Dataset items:
##########

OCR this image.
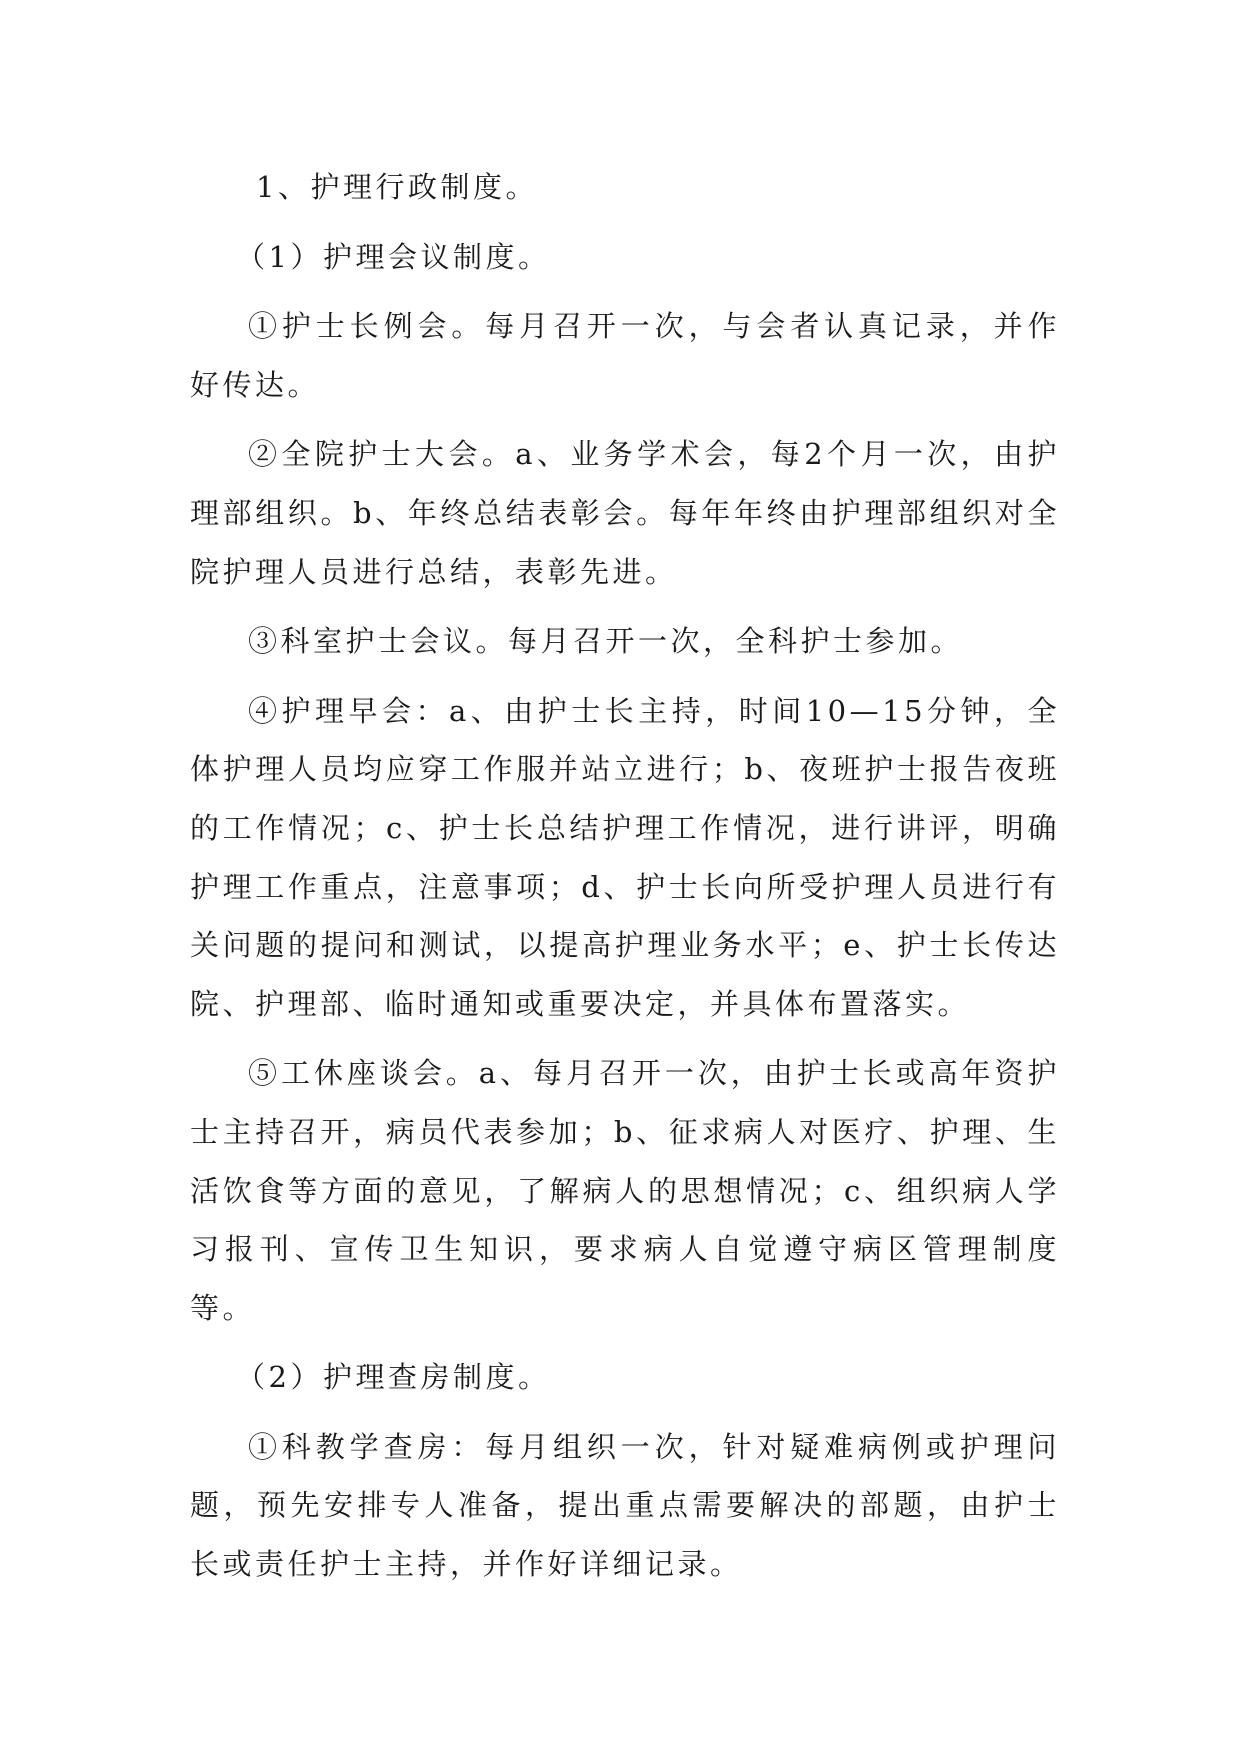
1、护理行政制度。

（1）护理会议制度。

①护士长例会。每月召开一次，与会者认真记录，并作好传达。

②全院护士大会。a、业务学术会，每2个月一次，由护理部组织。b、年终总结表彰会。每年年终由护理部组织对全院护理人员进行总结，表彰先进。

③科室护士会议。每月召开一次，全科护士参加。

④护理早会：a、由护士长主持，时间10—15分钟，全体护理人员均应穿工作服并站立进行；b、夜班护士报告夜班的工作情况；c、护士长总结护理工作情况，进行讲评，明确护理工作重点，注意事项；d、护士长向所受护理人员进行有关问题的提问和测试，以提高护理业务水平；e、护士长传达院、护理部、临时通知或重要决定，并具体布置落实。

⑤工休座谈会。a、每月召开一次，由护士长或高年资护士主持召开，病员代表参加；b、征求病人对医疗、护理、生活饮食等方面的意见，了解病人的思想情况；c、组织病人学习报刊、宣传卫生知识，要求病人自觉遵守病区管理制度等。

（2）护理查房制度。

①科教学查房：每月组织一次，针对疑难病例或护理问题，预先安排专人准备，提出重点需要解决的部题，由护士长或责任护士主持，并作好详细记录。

##########

**EXERCISE DESCRIPTION:**
Set down the material exactly, every line of it, except for the pictures.

**THE COMPLETED TASK:**
OCR this image.
1、护理行政制度。

（1）护理会议制度。

①护士长例会。每月召开一次，与会者认真记录，并作好传达。

②全院护士大会。a、业务学术会，每2个月一次，由护理部组织。b、年终总结表彰会。每年年终由护理部组织对全院护理人员进行总结，表彰先进。

③科室护士会议。每月召开一次，全科护士参加。

④护理早会：a、由护士长主持，时间10—15分钟，全体护理人员均应穿工作服并站立进行；b、夜班护士报告夜班的工作情况；c、护士长总结护理工作情况，进行讲评，明确护理工作重点，注意事项；d、护士长向所受护理人员进行有关问题的提问和测试，以提高护理业务水平；e、护士长传达院、护理部、临时通知或重要决定，并具体布置落实。

⑤工休座谈会。a、每月召开一次，由护士长或高年资护士主持召开，病员代表参加；b、征求病人对医疗、护理、生活饮食等方面的意见，了解病人的思想情况；c、组织病人学习报刊、宣传卫生知识，要求病人自觉遵守病区管理制度等。

（2）护理查房制度。

①科教学查房：每月组织一次，针对疑难病例或护理问题，预先安排专人准备，提出重点需要解决的部题，由护士长或责任护士主持，并作好详细记录。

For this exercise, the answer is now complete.